**GIVEN DATA**
_ _ _ _ _

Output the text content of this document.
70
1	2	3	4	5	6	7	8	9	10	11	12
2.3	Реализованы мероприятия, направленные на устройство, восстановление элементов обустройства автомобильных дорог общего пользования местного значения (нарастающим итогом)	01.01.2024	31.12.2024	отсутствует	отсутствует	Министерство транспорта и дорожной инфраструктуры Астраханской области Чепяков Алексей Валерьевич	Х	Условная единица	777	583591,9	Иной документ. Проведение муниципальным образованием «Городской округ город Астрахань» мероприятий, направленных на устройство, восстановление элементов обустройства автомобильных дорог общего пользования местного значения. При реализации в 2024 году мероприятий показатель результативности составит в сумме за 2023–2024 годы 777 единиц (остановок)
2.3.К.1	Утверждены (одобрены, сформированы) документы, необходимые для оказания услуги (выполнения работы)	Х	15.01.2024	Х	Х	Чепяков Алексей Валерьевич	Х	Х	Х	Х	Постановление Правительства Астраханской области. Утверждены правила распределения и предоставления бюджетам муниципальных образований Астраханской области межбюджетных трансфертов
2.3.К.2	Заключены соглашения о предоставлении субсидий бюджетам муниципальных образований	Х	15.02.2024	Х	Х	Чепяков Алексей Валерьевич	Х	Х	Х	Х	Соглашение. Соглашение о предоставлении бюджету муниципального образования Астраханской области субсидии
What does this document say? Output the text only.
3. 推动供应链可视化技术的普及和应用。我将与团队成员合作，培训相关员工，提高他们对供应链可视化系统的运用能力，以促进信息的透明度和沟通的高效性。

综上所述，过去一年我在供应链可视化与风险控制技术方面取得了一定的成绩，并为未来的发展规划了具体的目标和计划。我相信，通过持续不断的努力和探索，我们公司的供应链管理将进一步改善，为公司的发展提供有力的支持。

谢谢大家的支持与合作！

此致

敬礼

_ _ _ _ _

**DO THIS**
For each line of the entries that includes "Output", show that line.

**ANSWER TO THE TASK**
Output the text content of this document.
What does this document say? Output the text only.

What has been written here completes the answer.